:: WORK INSTRUCTIONS ::
Exact reproduction of the data is required, with images excluded.

Entries from a dataset

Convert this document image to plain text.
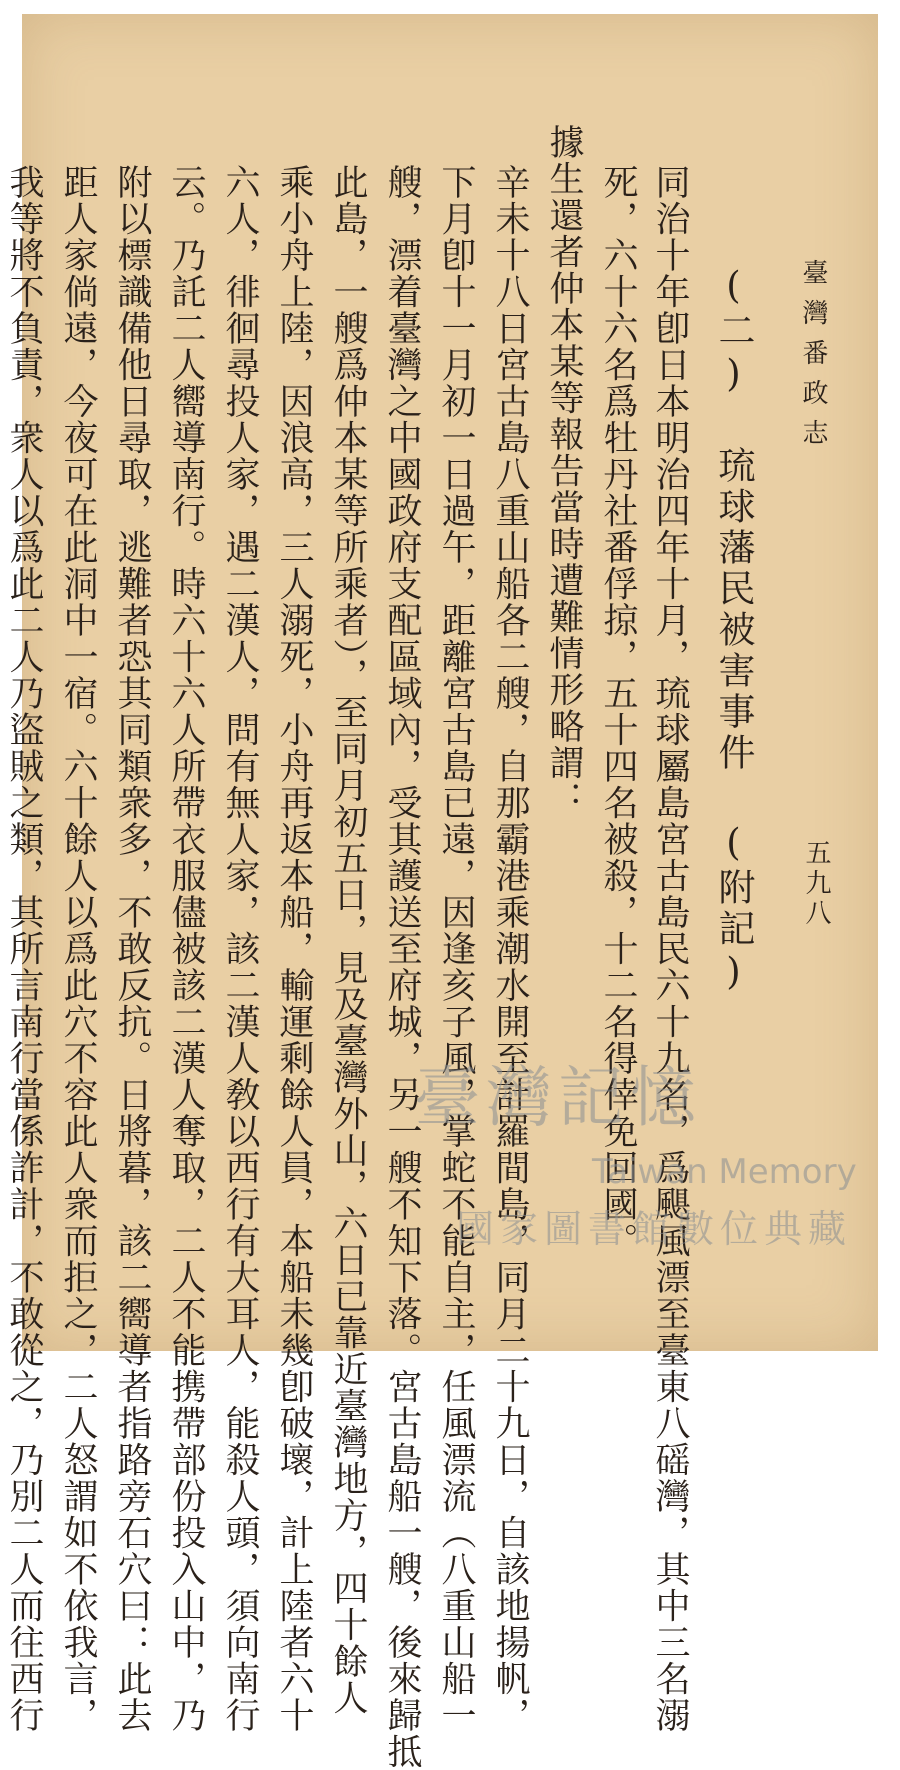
臺灣番政志
五九八
(二) 琉球藩民被害事件 (附記)
同治十年卽日本明治四年十月，琉球屬島宮古島民六十九名，爲颶風漂至臺東八磘灣，其中三名溺
死，六十六名爲牡丹社番俘掠，五十四名被殺，十二名得倖免回國。
據生還者仲本某等報告當時遭難情形略謂：
辛未十八日宮古島八重山船各二艘，自那霸港乘潮水開至計羅間島，同月二十九日，自該地揚帆，
下月卽十一月初一日過午，距離宮古島已遠，因逢亥子風，掌蛇不能自主，任風漂流（八重山船一
艘，漂着臺灣之中國政府支配區域內，受其護送至府城，另一艘不知下落。宮古島船一艘，後來歸抵
此島，一艘爲仲本某等所乘者），至同月初五日，見及臺灣外山，六日已靠近臺灣地方，四十餘人
乘小舟上陸，因浪高，三人溺死，小舟再返本船，輸運剩餘人員，本船未幾卽破壞，計上陸者六十
六人，徘徊尋投人家，遇二漢人，問有無人家，該二漢人敎以西行有大耳人，能殺人頭，須向南行
云。乃託二人嚮導南行。時六十六人所帶衣服儘被該二漢人奪取，二人不能携帶部份投入山中，乃
附以標識備他日尋取，逃難者恐其同類衆多，不敢反抗。日將暮，該二嚮導者指路旁石穴曰：此去
距人家倘遠，今夜可在此洞中一宿。六十餘人以爲此穴不容此人衆而拒之，二人怒謂如不依我言，
我等將不負責，衆人以爲此二人乃盜賊之類，其所言南行當係詐計，不敢從之，乃別二人而往西行	臺灣記憶
Taiwan Memory
國家圖書館數位典藏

:: FINAL RESULT ::
Convert this document image to plain text.
臺灣番政志
五九八
(二) 琉球藩民被害事件 (附記)
同治十年卽日本明治四年十月，琉球屬島宮古島民六十九名，爲颶風漂至臺東八磘灣，其中三名溺
死，六十六名爲牡丹社番俘掠，五十四名被殺，十二名得倖免回國。
據生還者仲本某等報告當時遭難情形略謂：
辛未十八日宮古島八重山船各二艘，自那霸港乘潮水開至計羅間島，同月二十九日，自該地揚帆，
下月卽十一月初一日過午，距離宮古島已遠，因逢亥子風，掌蛇不能自主，任風漂流（八重山船一
艘，漂着臺灣之中國政府支配區域內，受其護送至府城，另一艘不知下落。宮古島船一艘，後來歸抵
此島，一艘爲仲本某等所乘者），至同月初五日，見及臺灣外山，六日已靠近臺灣地方，四十餘人
乘小舟上陸，因浪高，三人溺死，小舟再返本船，輸運剩餘人員，本船未幾卽破壞，計上陸者六十
六人，徘徊尋投人家，遇二漢人，問有無人家，該二漢人敎以西行有大耳人，能殺人頭，須向南行
云。乃託二人嚮導南行。時六十六人所帶衣服儘被該二漢人奪取，二人不能携帶部份投入山中，乃
附以標識備他日尋取，逃難者恐其同類衆多，不敢反抗。日將暮，該二嚮導者指路旁石穴曰：此去
距人家倘遠，今夜可在此洞中一宿。六十餘人以爲此穴不容此人衆而拒之，二人怒謂如不依我言，
我等將不負責，衆人以爲此二人乃盜賊之類，其所言南行當係詐計，不敢從之，乃別二人而往西行	臺灣記憶
Taiwan Memory
國家圖書館數位典藏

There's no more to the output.